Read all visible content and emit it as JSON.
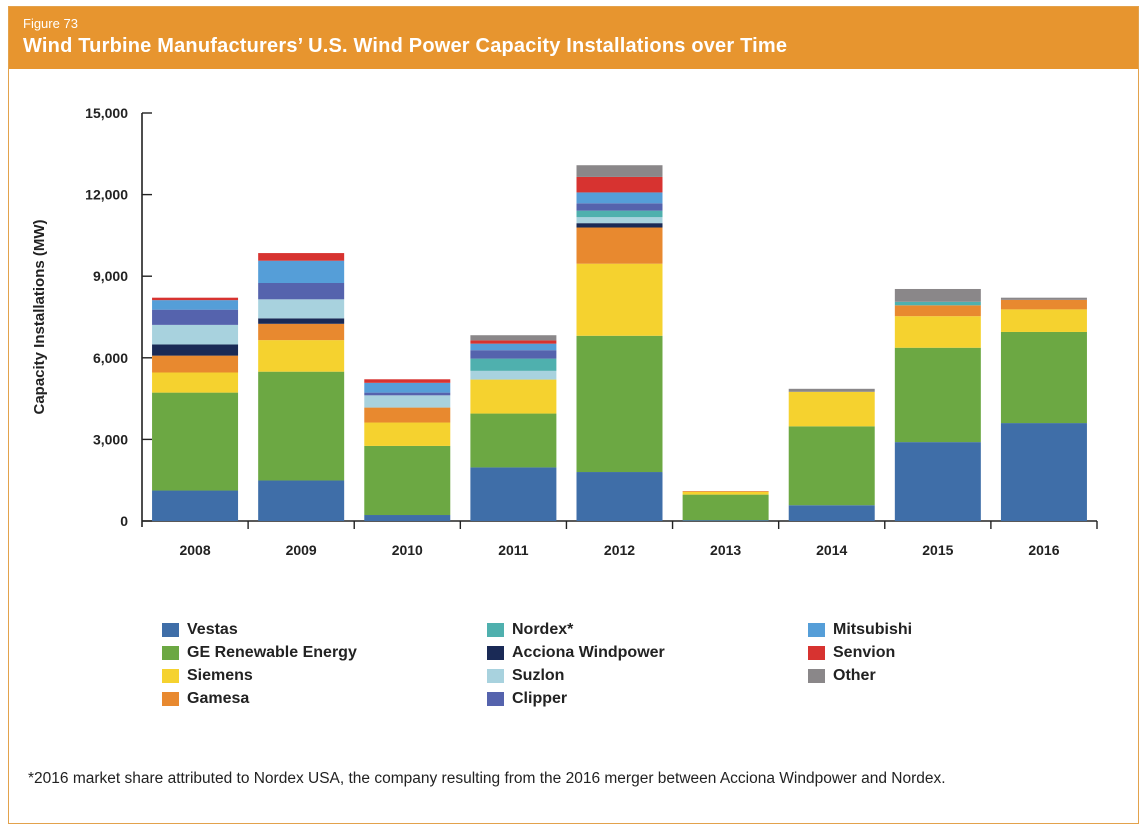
{
  "figure": {
    "label": "Figure 73",
    "title": "Wind Turbine Manufacturers’ U.S. Wind Power Capacity Installations over Time"
  },
  "footnote": "*2016 market share attributed to Nordex USA, the company resulting from the 2016 merger between Acciona Windpower and Nordex.",
  "chart_data": {
    "type": "bar",
    "stacked": true,
    "title": "Wind Turbine Manufacturers’ U.S. Wind Power Capacity Installations over Time",
    "xlabel": "",
    "ylabel": "Capacity Installations (MW)",
    "ylim": [
      0,
      15000
    ],
    "yticks": [
      0,
      3000,
      6000,
      9000,
      12000,
      15000
    ],
    "ytick_labels": [
      "0",
      "3,000",
      "6,000",
      "9,000",
      "12,000",
      "15,000"
    ],
    "categories": [
      "2008",
      "2009",
      "2010",
      "2011",
      "2012",
      "2013",
      "2014",
      "2015",
      "2016"
    ],
    "grid": false,
    "legend_position": "bottom",
    "series": [
      {
        "name": "Vestas",
        "color": "#3f6ea8",
        "values": [
          1120,
          1490,
          220,
          1970,
          1800,
          30,
          580,
          2900,
          3600
        ]
      },
      {
        "name": "GE Renewable Energy",
        "color": "#6ca843",
        "values": [
          3600,
          4000,
          2540,
          1980,
          5010,
          940,
          2900,
          3470,
          3350
        ]
      },
      {
        "name": "Siemens",
        "color": "#f5d22f",
        "values": [
          740,
          1160,
          860,
          1250,
          2650,
          100,
          1270,
          1160,
          830
        ]
      },
      {
        "name": "Gamesa",
        "color": "#e8892f",
        "values": [
          620,
          600,
          550,
          0,
          1330,
          30,
          0,
          400,
          350
        ]
      },
      {
        "name": "Acciona Windpower",
        "color": "#1a2a56",
        "values": [
          410,
          200,
          0,
          0,
          160,
          0,
          0,
          0,
          0
        ]
      },
      {
        "name": "Suzlon",
        "color": "#a8d2de",
        "values": [
          720,
          700,
          450,
          320,
          220,
          0,
          0,
          0,
          0
        ]
      },
      {
        "name": "Nordex*",
        "color": "#4fb0ae",
        "values": [
          0,
          0,
          0,
          450,
          240,
          0,
          0,
          130,
          0
        ]
      },
      {
        "name": "Clipper",
        "color": "#5563ad",
        "values": [
          560,
          600,
          100,
          310,
          270,
          0,
          0,
          0,
          0
        ]
      },
      {
        "name": "Mitsubishi",
        "color": "#559ed8",
        "values": [
          350,
          820,
          360,
          240,
          400,
          0,
          0,
          0,
          0
        ]
      },
      {
        "name": "Senvion",
        "color": "#d73330",
        "values": [
          90,
          280,
          130,
          120,
          570,
          0,
          0,
          0,
          0
        ]
      },
      {
        "name": "Other",
        "color": "#8a8789",
        "values": [
          0,
          0,
          0,
          190,
          430,
          0,
          110,
          470,
          80
        ]
      }
    ]
  }
}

**What the task requires:**
Write out each entry exactly as given, omitting any picture.

**Result:**
Read all visible content and emit it as JSON.
{
  "figure": {
    "label": "Figure 73",
    "title": "Wind Turbine Manufacturers’ U.S. Wind Power Capacity Installations over Time"
  },
  "footnote": "*2016 market share attributed to Nordex USA, the company resulting from the 2016 merger between Acciona Windpower and Nordex.",
  "chart_data": {
    "type": "bar",
    "stacked": true,
    "title": "Wind Turbine Manufacturers’ U.S. Wind Power Capacity Installations over Time",
    "xlabel": "",
    "ylabel": "Capacity Installations (MW)",
    "ylim": [
      0,
      15000
    ],
    "yticks": [
      0,
      3000,
      6000,
      9000,
      12000,
      15000
    ],
    "ytick_labels": [
      "0",
      "3,000",
      "6,000",
      "9,000",
      "12,000",
      "15,000"
    ],
    "categories": [
      "2008",
      "2009",
      "2010",
      "2011",
      "2012",
      "2013",
      "2014",
      "2015",
      "2016"
    ],
    "grid": false,
    "legend_position": "bottom",
    "series": [
      {
        "name": "Vestas",
        "color": "#3f6ea8",
        "values": [
          1120,
          1490,
          220,
          1970,
          1800,
          30,
          580,
          2900,
          3600
        ]
      },
      {
        "name": "GE Renewable Energy",
        "color": "#6ca843",
        "values": [
          3600,
          4000,
          2540,
          1980,
          5010,
          940,
          2900,
          3470,
          3350
        ]
      },
      {
        "name": "Siemens",
        "color": "#f5d22f",
        "values": [
          740,
          1160,
          860,
          1250,
          2650,
          100,
          1270,
          1160,
          830
        ]
      },
      {
        "name": "Gamesa",
        "color": "#e8892f",
        "values": [
          620,
          600,
          550,
          0,
          1330,
          30,
          0,
          400,
          350
        ]
      },
      {
        "name": "Acciona Windpower",
        "color": "#1a2a56",
        "values": [
          410,
          200,
          0,
          0,
          160,
          0,
          0,
          0,
          0
        ]
      },
      {
        "name": "Suzlon",
        "color": "#a8d2de",
        "values": [
          720,
          700,
          450,
          320,
          220,
          0,
          0,
          0,
          0
        ]
      },
      {
        "name": "Nordex*",
        "color": "#4fb0ae",
        "values": [
          0,
          0,
          0,
          450,
          240,
          0,
          0,
          130,
          0
        ]
      },
      {
        "name": "Clipper",
        "color": "#5563ad",
        "values": [
          560,
          600,
          100,
          310,
          270,
          0,
          0,
          0,
          0
        ]
      },
      {
        "name": "Mitsubishi",
        "color": "#559ed8",
        "values": [
          350,
          820,
          360,
          240,
          400,
          0,
          0,
          0,
          0
        ]
      },
      {
        "name": "Senvion",
        "color": "#d73330",
        "values": [
          90,
          280,
          130,
          120,
          570,
          0,
          0,
          0,
          0
        ]
      },
      {
        "name": "Other",
        "color": "#8a8789",
        "values": [
          0,
          0,
          0,
          190,
          430,
          0,
          110,
          470,
          80
        ]
      }
    ]
  }
}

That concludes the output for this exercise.